Skip every line before the one containing "Parse this screenshot: output", then copy that line and the rest of the entries below exactly, through the last line.

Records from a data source
####################
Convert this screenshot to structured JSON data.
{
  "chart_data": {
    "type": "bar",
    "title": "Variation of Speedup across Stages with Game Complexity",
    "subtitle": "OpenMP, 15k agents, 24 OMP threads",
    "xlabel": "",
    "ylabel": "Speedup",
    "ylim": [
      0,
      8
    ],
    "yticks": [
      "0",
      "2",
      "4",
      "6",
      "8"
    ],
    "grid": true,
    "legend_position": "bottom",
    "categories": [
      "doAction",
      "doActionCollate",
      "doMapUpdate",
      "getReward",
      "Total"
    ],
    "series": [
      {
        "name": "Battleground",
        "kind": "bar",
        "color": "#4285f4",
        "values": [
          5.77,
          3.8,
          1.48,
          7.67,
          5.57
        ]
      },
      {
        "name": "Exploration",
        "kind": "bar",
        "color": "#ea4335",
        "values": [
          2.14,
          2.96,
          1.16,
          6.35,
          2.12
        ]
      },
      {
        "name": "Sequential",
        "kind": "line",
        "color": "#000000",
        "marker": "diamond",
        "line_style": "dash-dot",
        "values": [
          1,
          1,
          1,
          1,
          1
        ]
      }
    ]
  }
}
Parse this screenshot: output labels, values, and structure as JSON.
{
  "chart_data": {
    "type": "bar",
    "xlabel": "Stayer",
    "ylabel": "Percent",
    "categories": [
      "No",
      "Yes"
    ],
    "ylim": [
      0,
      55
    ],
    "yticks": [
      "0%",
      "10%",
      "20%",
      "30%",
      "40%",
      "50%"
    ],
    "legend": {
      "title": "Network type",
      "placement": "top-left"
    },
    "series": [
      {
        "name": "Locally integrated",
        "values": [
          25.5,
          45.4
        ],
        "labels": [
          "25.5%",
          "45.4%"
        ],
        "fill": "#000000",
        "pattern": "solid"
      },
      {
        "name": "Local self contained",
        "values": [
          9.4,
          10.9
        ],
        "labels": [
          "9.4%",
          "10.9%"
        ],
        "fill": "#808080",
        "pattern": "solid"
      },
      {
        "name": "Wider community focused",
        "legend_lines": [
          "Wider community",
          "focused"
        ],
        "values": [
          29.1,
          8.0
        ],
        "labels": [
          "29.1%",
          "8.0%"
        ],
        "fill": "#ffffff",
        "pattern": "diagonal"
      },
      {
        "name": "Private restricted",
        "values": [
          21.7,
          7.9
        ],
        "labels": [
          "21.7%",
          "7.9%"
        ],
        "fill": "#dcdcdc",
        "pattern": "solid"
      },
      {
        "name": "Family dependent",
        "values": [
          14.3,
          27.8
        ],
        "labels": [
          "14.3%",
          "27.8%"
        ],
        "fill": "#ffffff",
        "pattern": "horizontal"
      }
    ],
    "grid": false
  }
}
####################
- REPLY TO THE TASK:
Parse this screenshot: output labels, values, and structure as JSON.
{
  "chart_data": {
    "type": "bar",
    "xlabel": "Stayer",
    "ylabel": "Percent",
    "categories": [
      "No",
      "Yes"
    ],
    "ylim": [
      0,
      55
    ],
    "yticks": [
      "0%",
      "10%",
      "20%",
      "30%",
      "40%",
      "50%"
    ],
    "legend": {
      "title": "Network type",
      "placement": "top-left"
    },
    "series": [
      {
        "name": "Locally integrated",
        "values": [
          25.5,
          45.4
        ],
        "labels": [
          "25.5%",
          "45.4%"
        ],
        "fill": "#000000",
        "pattern": "solid"
      },
      {
        "name": "Local self contained",
        "values": [
          9.4,
          10.9
        ],
        "labels": [
          "9.4%",
          "10.9%"
        ],
        "fill": "#808080",
        "pattern": "solid"
      },
      {
        "name": "Wider community focused",
        "legend_lines": [
          "Wider community",
          "focused"
        ],
        "values": [
          29.1,
          8.0
        ],
        "labels": [
          "29.1%",
          "8.0%"
        ],
        "fill": "#ffffff",
        "pattern": "diagonal"
      },
      {
        "name": "Private restricted",
        "values": [
          21.7,
          7.9
        ],
        "labels": [
          "21.7%",
          "7.9%"
        ],
        "fill": "#dcdcdc",
        "pattern": "solid"
      },
      {
        "name": "Family dependent",
        "values": [
          14.3,
          27.8
        ],
        "labels": [
          "14.3%",
          "27.8%"
        ],
        "fill": "#ffffff",
        "pattern": "horizontal"
      }
    ],
    "grid": false
  }
}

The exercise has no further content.